Instructions to follow:
Take every line from the listing below that includes "potential" and copy it.

[Records]
* * * * * * * * *

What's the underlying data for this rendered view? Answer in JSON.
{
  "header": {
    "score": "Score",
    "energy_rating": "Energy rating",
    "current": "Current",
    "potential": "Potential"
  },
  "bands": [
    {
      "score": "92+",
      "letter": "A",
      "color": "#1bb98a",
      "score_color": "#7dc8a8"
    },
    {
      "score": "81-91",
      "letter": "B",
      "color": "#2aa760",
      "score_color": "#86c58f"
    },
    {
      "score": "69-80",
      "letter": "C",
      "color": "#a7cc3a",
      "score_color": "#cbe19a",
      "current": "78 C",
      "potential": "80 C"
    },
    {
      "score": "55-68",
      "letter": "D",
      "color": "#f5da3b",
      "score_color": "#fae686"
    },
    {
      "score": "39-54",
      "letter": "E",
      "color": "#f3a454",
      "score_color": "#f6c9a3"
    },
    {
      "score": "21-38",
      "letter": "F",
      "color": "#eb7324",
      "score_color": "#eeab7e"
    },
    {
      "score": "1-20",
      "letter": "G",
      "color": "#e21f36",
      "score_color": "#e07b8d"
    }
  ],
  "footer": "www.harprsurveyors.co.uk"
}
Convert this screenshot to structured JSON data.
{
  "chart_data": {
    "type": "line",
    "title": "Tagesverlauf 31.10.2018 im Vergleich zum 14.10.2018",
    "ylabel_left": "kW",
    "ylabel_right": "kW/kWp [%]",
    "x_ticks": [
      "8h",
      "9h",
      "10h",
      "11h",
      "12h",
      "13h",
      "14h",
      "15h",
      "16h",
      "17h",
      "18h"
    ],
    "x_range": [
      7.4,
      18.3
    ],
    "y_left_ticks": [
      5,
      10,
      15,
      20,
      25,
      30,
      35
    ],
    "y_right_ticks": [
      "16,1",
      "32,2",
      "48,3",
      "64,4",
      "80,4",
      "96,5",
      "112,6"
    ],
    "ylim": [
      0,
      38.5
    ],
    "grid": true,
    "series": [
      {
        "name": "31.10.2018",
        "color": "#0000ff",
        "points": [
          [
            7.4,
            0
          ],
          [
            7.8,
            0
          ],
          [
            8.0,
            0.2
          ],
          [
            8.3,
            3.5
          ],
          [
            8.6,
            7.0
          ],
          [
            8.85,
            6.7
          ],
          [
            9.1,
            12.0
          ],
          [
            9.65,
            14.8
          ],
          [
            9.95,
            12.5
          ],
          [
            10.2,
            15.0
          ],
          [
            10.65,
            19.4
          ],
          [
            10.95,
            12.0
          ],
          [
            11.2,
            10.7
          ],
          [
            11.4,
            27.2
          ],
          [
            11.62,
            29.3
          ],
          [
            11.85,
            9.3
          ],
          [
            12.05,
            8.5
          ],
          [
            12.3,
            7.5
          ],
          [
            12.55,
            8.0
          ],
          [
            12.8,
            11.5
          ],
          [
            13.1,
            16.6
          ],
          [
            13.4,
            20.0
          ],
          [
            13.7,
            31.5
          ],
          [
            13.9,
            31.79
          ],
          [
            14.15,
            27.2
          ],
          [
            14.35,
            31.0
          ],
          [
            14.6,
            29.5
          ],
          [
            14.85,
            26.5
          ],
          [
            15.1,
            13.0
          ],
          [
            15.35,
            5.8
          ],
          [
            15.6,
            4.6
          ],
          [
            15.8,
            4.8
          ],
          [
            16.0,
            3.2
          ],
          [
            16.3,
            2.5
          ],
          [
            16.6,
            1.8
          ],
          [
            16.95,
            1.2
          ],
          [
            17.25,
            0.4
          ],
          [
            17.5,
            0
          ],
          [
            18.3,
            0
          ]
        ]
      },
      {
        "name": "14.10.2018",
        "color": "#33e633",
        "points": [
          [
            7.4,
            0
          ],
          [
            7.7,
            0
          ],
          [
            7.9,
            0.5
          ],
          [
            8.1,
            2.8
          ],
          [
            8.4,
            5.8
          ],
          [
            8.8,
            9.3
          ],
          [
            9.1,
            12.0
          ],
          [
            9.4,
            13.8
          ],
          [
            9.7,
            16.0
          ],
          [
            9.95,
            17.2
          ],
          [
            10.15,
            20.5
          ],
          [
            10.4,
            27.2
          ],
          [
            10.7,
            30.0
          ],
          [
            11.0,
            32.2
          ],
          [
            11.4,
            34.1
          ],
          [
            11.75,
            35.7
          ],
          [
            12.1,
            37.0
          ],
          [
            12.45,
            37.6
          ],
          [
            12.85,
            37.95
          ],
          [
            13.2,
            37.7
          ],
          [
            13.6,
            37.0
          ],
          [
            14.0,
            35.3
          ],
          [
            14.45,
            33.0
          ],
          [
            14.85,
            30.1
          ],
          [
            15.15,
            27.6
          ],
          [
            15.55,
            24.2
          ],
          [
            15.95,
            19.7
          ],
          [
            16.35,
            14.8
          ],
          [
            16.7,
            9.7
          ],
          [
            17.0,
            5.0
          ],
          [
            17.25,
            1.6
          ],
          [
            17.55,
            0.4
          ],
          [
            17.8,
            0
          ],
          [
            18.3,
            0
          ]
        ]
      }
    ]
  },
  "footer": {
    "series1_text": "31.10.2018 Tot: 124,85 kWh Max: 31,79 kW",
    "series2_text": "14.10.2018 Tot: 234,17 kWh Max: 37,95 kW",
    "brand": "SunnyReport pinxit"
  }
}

* * * * * * * * *

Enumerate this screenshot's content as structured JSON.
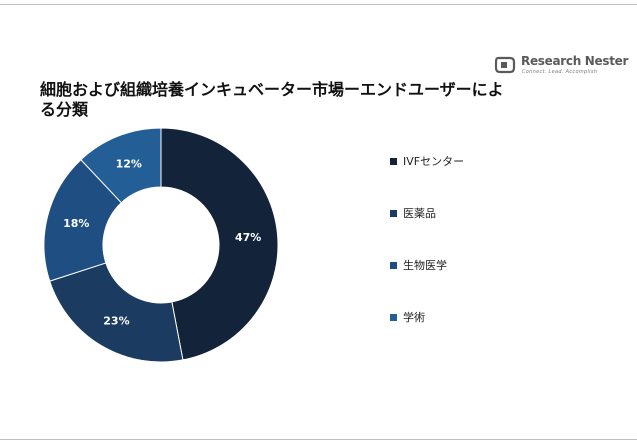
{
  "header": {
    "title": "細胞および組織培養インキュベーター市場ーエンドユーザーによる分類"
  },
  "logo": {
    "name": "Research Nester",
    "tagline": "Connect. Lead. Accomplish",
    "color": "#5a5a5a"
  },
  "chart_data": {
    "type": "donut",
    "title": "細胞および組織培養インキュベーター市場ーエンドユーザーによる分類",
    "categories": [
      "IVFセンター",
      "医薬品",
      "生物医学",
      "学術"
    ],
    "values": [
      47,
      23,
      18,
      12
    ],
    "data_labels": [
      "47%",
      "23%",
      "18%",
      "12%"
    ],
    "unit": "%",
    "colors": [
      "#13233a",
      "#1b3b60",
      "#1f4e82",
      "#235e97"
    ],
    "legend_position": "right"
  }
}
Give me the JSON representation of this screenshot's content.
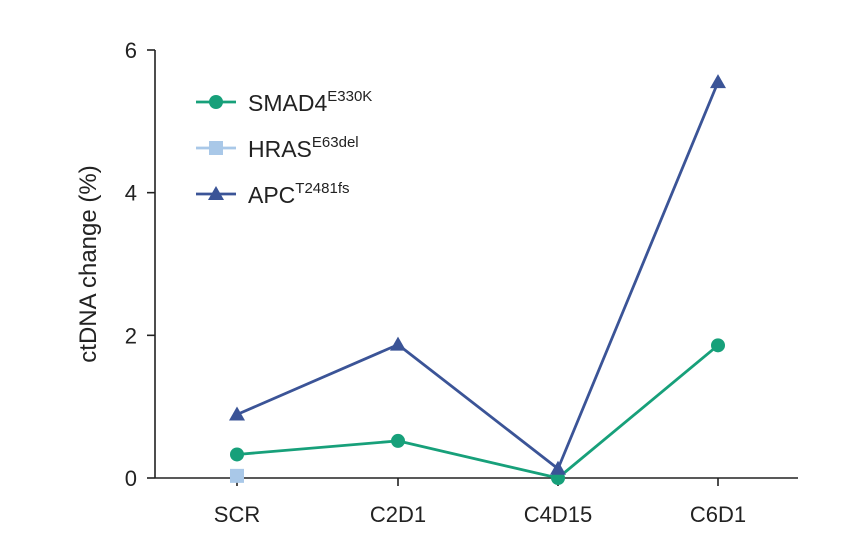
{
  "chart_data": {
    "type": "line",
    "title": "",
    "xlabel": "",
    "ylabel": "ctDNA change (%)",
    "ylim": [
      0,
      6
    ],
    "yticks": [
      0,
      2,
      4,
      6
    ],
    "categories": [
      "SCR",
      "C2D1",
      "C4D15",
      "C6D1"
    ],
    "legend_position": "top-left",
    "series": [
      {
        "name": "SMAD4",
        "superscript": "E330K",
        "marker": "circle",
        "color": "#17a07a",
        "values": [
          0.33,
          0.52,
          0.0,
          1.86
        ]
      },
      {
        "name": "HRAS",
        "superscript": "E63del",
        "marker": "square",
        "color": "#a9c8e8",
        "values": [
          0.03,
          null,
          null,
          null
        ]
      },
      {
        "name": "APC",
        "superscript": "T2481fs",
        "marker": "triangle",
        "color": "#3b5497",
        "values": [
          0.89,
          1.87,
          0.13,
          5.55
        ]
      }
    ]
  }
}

* * * * * * * * *

Finished answer:
    "potential": "Potential"
      "potential": "80 C"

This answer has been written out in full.